» STATED PROBLEM
Quote all of the data exactly as given. Skip every picture it contains.

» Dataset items
★ ★ ★

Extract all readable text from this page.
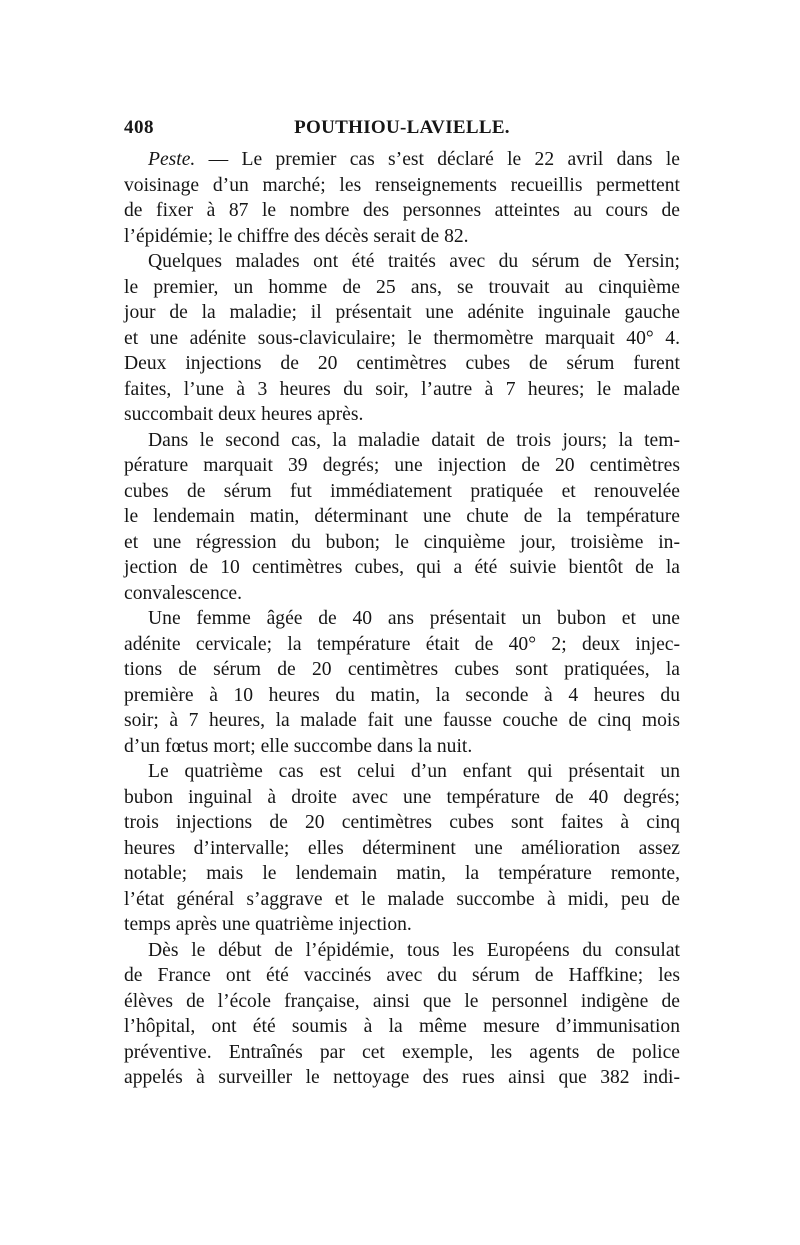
408	POUTHIOU-LAVIELLE.
Peste. — Le premier cas s’est déclaré le 22 avril dans le
voisinage d’un marché; les renseignements recueillis permettent
de fixer à 87 le nombre des personnes atteintes au cours de
l’épidémie; le chiffre des décès serait de 82.
Quelques malades ont été traités avec du sérum de Yersin;
le premier, un homme de 25 ans, se trouvait au cinquième
jour de la maladie; il présentait une adénite inguinale gauche
et une adénite sous-claviculaire; le thermomètre marquait 40° 4.
Deux injections de 20 centimètres cubes de sérum furent
faites, l’une à 3 heures du soir, l’autre à 7 heures; le malade
succombait deux heures après.
Dans le second cas, la maladie datait de trois jours; la tem-
pérature marquait 39 degrés; une injection de 20 centimètres
cubes de sérum fut immédiatement pratiquée et renouvelée
le lendemain matin, déterminant une chute de la température
et une régression du bubon; le cinquième jour, troisième in-
jection de 10 centimètres cubes, qui a été suivie bientôt de la
convalescence.
Une femme âgée de 40 ans présentait un bubon et une
adénite cervicale; la température était de 40° 2; deux injec-
tions de sérum de 20 centimètres cubes sont pratiquées, la
première à 10 heures du matin, la seconde à 4 heures du
soir; à 7 heures, la malade fait une fausse couche de cinq mois
d’un fœtus mort; elle succombe dans la nuit.
Le quatrième cas est celui d’un enfant qui présentait un
bubon inguinal à droite avec une température de 40 degrés;
trois injections de 20 centimètres cubes sont faites à cinq
heures d’intervalle; elles déterminent une amélioration assez
notable; mais le lendemain matin, la température remonte,
l’état général s’aggrave et le malade succombe à midi, peu de
temps après une quatrième injection.
Dès le début de l’épidémie, tous les Européens du consulat
de France ont été vaccinés avec du sérum de Haffkine; les
élèves de l’école française, ainsi que le personnel indigène de
l’hôpital, ont été soumis à la même mesure d’immunisation
préventive. Entraînés par cet exemple, les agents de police
appelés à surveiller le nettoyage des rues ainsi que 382 indi-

★ ★ ★

» TASK RESPONSE
Extract all readable text from this page.
408	POUTHIOU-LAVIELLE.
Peste. — Le premier cas s’est déclaré le 22 avril dans le
voisinage d’un marché; les renseignements recueillis permettent
de fixer à 87 le nombre des personnes atteintes au cours de
l’épidémie; le chiffre des décès serait de 82.
Quelques malades ont été traités avec du sérum de Yersin;
le premier, un homme de 25 ans, se trouvait au cinquième
jour de la maladie; il présentait une adénite inguinale gauche
et une adénite sous-claviculaire; le thermomètre marquait 40° 4.
Deux injections de 20 centimètres cubes de sérum furent
faites, l’une à 3 heures du soir, l’autre à 7 heures; le malade
succombait deux heures après.
Dans le second cas, la maladie datait de trois jours; la tem-
pérature marquait 39 degrés; une injection de 20 centimètres
cubes de sérum fut immédiatement pratiquée et renouvelée
le lendemain matin, déterminant une chute de la température
et une régression du bubon; le cinquième jour, troisième in-
jection de 10 centimètres cubes, qui a été suivie bientôt de la
convalescence.
Une femme âgée de 40 ans présentait un bubon et une
adénite cervicale; la température était de 40° 2; deux injec-
tions de sérum de 20 centimètres cubes sont pratiquées, la
première à 10 heures du matin, la seconde à 4 heures du
soir; à 7 heures, la malade fait une fausse couche de cinq mois
d’un fœtus mort; elle succombe dans la nuit.
Le quatrième cas est celui d’un enfant qui présentait un
bubon inguinal à droite avec une température de 40 degrés;
trois injections de 20 centimètres cubes sont faites à cinq
heures d’intervalle; elles déterminent une amélioration assez
notable; mais le lendemain matin, la température remonte,
l’état général s’aggrave et le malade succombe à midi, peu de
temps après une quatrième injection.
Dès le début de l’épidémie, tous les Européens du consulat
de France ont été vaccinés avec du sérum de Haffkine; les
élèves de l’école française, ainsi que le personnel indigène de
l’hôpital, ont été soumis à la même mesure d’immunisation
préventive. Entraînés par cet exemple, les agents de police
appelés à surveiller le nettoyage des rues ainsi que 382 indi-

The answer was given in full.